Task requirements: Repeat the lines below exactly as they appear, but leave out the images.

Input for this task:
_ _ _ _ _
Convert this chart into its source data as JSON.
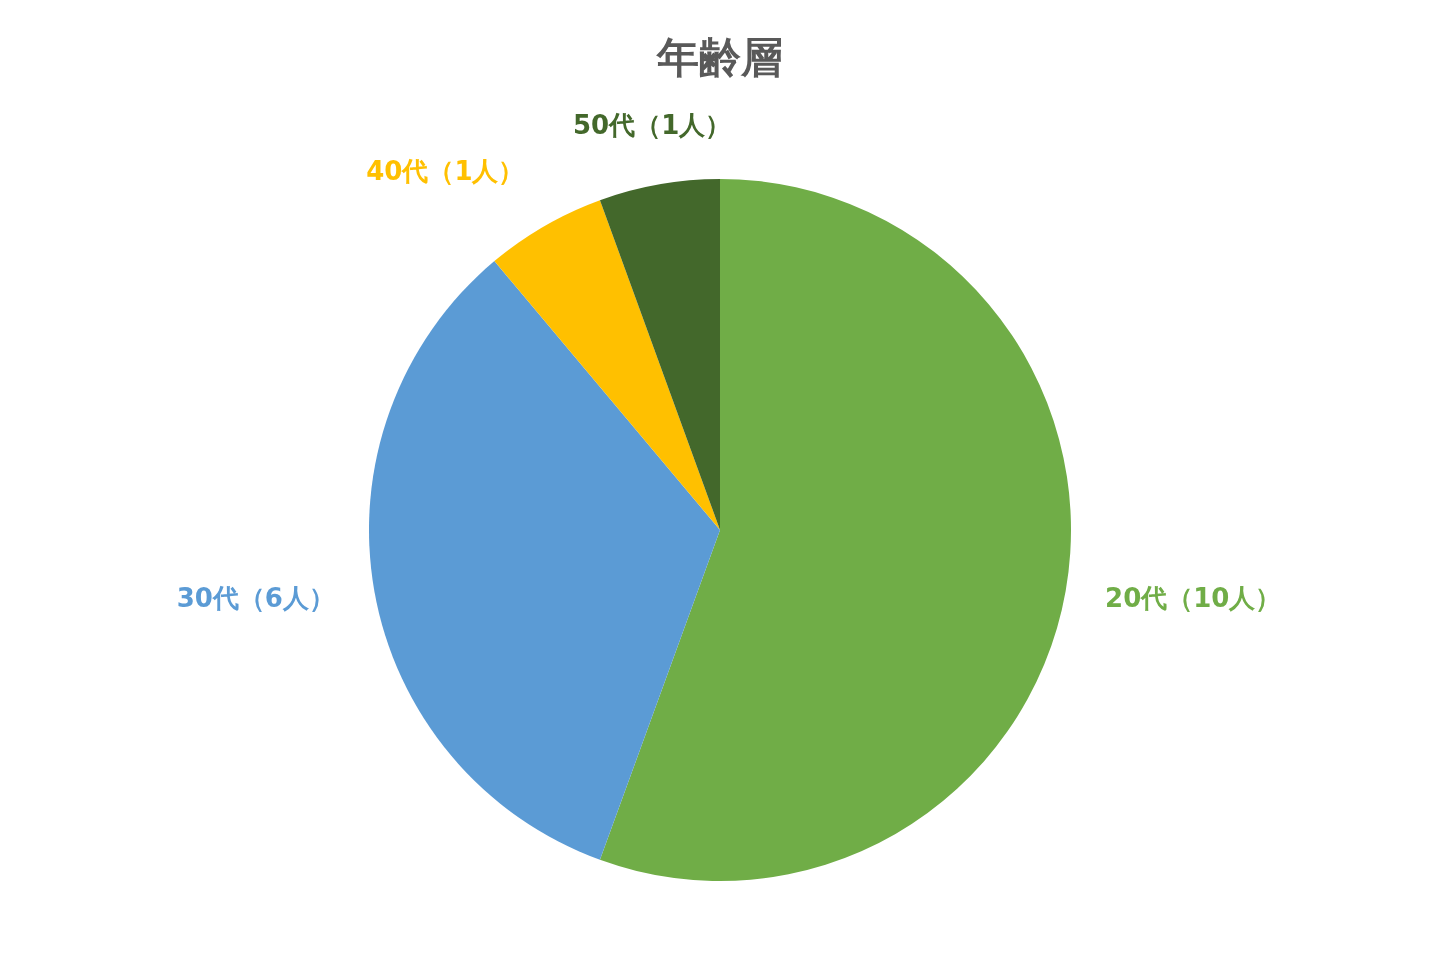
{
  "chart_data": {
    "type": "pie",
    "title": "年齢層",
    "categories": [
      "20代（10人）",
      "30代（6人）",
      "40代（1人）",
      "50代（1人）"
    ],
    "values": [
      10,
      6,
      1,
      1
    ],
    "colors": [
      "#70ad47",
      "#5b9bd5",
      "#ffc000",
      "#43682b"
    ]
  }
}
_ _ _ _ _
Finished exercise:
Convert this chart into its source data as JSON.
{
  "chart_data": {
    "type": "pie",
    "title": "年齢層",
    "categories": [
      "20代（10人）",
      "30代（6人）",
      "40代（1人）",
      "50代（1人）"
    ],
    "values": [
      10,
      6,
      1,
      1
    ],
    "colors": [
      "#70ad47",
      "#5b9bd5",
      "#ffc000",
      "#43682b"
    ]
  }
}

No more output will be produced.